§ Aim:
Return a copy of every line in the records that includes the word "требований".

>>>>

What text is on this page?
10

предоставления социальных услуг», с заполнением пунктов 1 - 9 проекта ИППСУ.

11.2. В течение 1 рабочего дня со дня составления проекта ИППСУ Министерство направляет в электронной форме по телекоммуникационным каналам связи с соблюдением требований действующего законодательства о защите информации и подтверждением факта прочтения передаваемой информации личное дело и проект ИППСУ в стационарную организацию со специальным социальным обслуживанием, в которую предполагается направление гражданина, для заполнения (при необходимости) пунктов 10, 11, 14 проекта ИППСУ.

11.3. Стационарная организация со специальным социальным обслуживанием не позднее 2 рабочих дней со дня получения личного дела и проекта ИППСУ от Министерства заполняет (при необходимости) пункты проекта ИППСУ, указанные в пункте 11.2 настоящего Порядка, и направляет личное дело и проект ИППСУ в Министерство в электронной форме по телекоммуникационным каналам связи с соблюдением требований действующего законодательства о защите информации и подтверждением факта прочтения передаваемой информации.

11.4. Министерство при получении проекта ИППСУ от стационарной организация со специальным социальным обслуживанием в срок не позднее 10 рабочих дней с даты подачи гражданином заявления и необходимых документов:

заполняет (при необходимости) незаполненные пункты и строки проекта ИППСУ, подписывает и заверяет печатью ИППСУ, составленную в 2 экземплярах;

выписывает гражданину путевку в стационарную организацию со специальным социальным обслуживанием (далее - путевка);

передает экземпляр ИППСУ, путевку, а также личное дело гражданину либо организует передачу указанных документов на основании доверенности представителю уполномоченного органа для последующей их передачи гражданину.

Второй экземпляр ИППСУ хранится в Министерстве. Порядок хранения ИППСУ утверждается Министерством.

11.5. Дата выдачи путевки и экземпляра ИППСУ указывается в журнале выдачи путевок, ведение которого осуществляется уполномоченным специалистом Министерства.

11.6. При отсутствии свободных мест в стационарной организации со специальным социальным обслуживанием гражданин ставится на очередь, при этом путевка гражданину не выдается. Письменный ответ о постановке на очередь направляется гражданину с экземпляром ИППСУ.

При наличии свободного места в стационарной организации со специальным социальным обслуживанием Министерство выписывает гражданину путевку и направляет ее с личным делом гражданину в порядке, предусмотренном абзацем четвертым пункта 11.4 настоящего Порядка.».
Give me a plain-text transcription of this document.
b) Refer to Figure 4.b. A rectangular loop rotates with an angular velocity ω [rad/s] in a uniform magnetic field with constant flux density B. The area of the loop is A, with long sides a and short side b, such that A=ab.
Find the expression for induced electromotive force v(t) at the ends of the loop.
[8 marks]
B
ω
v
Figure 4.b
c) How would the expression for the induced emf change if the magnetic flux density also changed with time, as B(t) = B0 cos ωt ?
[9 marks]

<<<<
>>>>

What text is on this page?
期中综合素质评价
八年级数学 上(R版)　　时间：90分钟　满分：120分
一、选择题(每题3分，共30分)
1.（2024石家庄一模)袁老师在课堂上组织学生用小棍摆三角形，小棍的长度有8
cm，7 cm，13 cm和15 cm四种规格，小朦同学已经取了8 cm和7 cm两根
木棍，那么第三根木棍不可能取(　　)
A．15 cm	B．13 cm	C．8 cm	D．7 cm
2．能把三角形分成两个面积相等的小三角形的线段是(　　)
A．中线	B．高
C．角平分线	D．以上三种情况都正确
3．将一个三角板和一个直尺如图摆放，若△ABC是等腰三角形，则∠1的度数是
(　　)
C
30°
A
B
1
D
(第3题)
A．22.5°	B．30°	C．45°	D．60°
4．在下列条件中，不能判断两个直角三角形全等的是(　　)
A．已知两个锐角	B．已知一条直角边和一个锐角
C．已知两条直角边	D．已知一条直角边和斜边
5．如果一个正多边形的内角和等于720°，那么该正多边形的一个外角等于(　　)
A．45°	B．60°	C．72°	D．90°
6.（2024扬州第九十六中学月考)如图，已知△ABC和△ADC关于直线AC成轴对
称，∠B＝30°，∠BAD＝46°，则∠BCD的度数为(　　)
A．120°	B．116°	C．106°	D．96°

<<<<
>>>>

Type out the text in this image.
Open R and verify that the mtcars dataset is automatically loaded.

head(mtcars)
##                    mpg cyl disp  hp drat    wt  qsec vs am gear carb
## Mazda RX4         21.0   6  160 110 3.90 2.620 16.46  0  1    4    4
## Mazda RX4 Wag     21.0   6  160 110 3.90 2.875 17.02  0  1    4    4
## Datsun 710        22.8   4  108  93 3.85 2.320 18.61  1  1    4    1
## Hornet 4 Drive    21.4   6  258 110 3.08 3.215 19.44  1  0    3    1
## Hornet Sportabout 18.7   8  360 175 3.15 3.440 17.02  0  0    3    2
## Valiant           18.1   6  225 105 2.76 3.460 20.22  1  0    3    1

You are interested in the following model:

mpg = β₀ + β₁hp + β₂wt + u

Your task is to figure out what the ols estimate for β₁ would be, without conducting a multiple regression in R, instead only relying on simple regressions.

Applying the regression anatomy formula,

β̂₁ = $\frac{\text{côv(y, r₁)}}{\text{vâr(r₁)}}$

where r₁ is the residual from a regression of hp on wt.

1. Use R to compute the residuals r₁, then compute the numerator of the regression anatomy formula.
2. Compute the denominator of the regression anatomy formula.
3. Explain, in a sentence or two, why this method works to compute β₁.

<<<<

§ Task result:
11.2. В течение 1 рабочего дня со дня составления проекта ИППСУ Министерство направляет в электронной форме по телекоммуникационным каналам связи с соблюдением требований действующего законодательства о защите информации и подтверждением факта прочтения передаваемой информации личное дело и проект ИППСУ в стационарную организацию со специальным социальным обслуживанием, в которую предполагается направление гражданина, для заполнения (при необходимости) пунктов 10, 11, 14 проекта ИППСУ.
11.3. Стационарная организация со специальным социальным обслуживанием не позднее 2 рабочих дней со дня получения личного дела и проекта ИППСУ от Министерства заполняет (при необходимости) пункты проекта ИППСУ, указанные в пункте 11.2 настоящего Порядка, и направляет личное дело и проект ИППСУ в Министерство в электронной форме по телекоммуникационным каналам связи с соблюдением требований действующего законодательства о защите информации и подтверждением факта прочтения передаваемой информации.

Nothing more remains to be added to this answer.